_GOAL_.
Which lines below hold the word "JSON"? Copy all of them.

_DATA FOR PROCESSING_.
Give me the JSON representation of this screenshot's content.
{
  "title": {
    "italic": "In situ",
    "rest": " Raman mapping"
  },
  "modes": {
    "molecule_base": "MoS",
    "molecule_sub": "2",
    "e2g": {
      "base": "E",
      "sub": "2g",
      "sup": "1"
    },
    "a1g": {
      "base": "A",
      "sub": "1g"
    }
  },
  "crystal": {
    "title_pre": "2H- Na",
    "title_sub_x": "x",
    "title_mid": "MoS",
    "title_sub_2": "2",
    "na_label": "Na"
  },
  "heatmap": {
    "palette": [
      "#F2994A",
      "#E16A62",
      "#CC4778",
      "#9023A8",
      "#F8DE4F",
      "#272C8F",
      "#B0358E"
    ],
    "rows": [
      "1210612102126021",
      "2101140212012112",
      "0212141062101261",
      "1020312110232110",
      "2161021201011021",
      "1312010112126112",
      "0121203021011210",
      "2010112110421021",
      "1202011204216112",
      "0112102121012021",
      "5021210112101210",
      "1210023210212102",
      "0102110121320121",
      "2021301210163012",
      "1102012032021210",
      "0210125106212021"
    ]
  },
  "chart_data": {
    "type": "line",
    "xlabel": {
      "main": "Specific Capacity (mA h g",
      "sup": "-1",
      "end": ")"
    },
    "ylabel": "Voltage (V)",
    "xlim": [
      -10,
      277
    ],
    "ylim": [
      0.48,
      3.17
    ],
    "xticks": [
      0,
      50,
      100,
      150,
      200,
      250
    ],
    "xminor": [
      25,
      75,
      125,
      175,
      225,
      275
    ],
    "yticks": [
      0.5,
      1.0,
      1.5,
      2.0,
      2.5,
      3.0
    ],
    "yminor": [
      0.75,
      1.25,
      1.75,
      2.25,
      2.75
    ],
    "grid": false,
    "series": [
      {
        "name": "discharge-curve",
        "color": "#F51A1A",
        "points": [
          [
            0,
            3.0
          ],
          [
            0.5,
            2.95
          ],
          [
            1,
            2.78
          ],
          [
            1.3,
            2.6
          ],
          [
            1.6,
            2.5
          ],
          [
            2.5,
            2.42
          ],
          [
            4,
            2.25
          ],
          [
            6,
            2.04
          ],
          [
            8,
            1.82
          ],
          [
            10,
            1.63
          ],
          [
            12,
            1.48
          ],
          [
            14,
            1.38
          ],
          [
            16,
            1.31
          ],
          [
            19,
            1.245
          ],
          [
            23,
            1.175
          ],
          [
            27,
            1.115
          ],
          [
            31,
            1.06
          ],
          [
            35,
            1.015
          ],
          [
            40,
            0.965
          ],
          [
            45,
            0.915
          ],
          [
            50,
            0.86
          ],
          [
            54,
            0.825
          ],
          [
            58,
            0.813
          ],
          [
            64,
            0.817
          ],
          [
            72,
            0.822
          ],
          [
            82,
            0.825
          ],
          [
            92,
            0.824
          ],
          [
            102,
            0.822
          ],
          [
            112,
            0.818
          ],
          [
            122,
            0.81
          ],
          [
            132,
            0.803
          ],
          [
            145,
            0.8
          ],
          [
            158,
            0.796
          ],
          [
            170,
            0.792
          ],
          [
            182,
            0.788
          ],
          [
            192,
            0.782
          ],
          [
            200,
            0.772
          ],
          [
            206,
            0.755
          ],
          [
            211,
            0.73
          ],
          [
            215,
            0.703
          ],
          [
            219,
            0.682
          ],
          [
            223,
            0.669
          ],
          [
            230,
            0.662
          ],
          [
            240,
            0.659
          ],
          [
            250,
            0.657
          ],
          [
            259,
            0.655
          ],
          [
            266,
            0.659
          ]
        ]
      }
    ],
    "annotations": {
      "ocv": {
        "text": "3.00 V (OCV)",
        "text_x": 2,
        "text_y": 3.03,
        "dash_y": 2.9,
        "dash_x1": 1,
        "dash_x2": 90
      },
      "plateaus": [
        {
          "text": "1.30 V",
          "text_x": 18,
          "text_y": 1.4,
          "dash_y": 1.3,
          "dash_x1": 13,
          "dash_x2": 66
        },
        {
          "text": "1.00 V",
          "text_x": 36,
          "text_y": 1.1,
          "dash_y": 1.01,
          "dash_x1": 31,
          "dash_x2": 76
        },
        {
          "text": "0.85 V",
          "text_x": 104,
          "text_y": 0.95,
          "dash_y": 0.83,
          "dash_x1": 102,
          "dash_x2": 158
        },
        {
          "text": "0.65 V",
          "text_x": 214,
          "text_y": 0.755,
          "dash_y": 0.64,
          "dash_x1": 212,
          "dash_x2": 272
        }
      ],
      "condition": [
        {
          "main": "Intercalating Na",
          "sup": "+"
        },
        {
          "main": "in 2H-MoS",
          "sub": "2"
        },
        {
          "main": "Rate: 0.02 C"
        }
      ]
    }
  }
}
* * *
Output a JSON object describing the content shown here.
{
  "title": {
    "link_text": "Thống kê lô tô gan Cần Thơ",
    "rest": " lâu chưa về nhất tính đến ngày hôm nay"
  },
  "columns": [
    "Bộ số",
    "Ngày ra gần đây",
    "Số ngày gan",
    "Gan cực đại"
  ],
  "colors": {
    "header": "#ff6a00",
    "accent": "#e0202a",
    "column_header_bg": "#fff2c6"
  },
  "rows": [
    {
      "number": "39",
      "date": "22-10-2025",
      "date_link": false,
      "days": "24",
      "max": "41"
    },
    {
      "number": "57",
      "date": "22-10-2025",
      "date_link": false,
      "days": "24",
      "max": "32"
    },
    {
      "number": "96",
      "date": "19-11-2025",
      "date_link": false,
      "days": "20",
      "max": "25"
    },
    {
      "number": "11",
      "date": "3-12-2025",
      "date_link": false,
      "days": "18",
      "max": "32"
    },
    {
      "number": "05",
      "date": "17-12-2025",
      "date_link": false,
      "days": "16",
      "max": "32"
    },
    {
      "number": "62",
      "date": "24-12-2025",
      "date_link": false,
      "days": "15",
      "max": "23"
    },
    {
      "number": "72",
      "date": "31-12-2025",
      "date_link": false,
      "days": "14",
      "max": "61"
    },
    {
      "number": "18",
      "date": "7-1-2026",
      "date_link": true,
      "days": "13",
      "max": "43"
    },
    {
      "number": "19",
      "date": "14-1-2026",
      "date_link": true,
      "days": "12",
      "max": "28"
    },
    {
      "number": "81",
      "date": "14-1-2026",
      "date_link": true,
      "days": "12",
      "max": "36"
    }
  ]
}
---
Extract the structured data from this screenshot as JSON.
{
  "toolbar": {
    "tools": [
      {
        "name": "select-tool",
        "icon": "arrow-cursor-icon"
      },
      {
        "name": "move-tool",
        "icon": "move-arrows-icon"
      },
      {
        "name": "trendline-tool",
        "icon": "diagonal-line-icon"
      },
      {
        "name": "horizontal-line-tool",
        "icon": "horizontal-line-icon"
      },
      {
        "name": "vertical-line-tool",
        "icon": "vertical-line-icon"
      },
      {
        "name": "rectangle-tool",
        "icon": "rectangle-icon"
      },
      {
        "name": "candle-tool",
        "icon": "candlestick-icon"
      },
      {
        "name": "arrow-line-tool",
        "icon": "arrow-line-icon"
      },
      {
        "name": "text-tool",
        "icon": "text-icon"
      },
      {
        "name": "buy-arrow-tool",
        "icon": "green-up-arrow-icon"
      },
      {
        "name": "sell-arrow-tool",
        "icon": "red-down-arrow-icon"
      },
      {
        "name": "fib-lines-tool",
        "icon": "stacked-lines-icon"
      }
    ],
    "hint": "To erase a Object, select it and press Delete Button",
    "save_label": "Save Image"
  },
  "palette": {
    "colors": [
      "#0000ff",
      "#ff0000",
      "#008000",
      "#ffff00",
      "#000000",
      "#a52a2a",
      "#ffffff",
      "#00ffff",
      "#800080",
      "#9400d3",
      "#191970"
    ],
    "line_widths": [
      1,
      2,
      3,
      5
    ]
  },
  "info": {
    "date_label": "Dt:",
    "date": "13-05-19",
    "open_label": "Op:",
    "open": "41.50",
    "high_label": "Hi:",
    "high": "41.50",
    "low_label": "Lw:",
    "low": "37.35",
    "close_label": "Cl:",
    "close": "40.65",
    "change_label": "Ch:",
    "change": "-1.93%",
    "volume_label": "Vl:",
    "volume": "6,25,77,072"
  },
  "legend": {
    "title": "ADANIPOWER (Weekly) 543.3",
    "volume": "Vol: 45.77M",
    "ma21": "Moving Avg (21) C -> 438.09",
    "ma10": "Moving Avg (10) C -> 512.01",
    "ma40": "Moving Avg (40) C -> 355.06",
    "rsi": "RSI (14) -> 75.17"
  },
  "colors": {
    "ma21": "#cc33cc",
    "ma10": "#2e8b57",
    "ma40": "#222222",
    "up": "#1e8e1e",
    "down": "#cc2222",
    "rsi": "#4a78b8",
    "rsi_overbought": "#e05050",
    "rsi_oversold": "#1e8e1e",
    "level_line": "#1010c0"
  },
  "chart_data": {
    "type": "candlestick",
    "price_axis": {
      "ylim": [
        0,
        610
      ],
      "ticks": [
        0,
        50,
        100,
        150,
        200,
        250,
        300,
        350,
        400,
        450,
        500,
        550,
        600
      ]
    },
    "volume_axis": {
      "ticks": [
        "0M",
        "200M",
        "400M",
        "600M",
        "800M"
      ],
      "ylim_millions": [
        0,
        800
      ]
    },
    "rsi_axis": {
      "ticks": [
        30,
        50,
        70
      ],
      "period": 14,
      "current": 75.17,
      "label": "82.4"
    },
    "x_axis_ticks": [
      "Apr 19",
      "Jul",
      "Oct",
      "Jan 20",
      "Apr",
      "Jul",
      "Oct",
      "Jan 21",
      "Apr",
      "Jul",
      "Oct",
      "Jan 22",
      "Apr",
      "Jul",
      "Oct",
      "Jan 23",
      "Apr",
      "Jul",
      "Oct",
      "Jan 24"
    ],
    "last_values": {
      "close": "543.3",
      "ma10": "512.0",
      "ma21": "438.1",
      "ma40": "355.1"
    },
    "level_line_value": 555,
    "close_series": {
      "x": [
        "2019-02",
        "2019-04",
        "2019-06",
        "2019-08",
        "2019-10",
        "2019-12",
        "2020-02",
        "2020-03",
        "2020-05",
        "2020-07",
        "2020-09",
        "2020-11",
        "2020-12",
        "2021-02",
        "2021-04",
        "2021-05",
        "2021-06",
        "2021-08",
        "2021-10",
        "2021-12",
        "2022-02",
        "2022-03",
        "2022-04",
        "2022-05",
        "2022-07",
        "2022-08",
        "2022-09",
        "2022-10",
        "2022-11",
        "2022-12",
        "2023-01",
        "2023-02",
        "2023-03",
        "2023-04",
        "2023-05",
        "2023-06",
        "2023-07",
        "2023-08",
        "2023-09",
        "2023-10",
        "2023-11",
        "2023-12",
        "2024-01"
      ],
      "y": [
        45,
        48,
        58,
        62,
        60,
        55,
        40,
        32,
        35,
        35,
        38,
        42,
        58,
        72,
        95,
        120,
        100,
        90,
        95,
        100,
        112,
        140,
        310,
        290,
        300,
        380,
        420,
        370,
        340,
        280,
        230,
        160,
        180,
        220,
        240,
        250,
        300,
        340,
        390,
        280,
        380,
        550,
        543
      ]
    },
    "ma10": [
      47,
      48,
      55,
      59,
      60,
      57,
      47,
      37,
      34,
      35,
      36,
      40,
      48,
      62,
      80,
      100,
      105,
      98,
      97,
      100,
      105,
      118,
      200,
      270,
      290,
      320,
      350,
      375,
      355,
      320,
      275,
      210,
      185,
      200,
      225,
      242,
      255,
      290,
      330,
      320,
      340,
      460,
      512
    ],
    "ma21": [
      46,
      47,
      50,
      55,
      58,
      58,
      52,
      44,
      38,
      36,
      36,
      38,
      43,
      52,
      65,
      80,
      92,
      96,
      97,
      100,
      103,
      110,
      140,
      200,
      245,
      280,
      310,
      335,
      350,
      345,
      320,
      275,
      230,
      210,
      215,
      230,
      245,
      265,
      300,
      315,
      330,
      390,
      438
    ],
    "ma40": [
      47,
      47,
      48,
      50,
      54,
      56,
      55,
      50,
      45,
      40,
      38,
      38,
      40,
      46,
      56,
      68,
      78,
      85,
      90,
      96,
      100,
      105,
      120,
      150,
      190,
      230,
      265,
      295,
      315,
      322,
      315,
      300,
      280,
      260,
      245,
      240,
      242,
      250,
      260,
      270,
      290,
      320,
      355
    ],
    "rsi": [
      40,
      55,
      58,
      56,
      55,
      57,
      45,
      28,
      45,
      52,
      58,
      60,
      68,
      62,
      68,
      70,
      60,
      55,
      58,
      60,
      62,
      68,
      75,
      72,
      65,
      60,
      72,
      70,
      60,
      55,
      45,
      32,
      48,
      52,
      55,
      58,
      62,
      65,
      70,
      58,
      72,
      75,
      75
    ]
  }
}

_TASK RESULT_.
Give me the JSON representation of this screenshot's content.
Output a JSON object describing the content shown here.
Extract the structured data from this screenshot as JSON.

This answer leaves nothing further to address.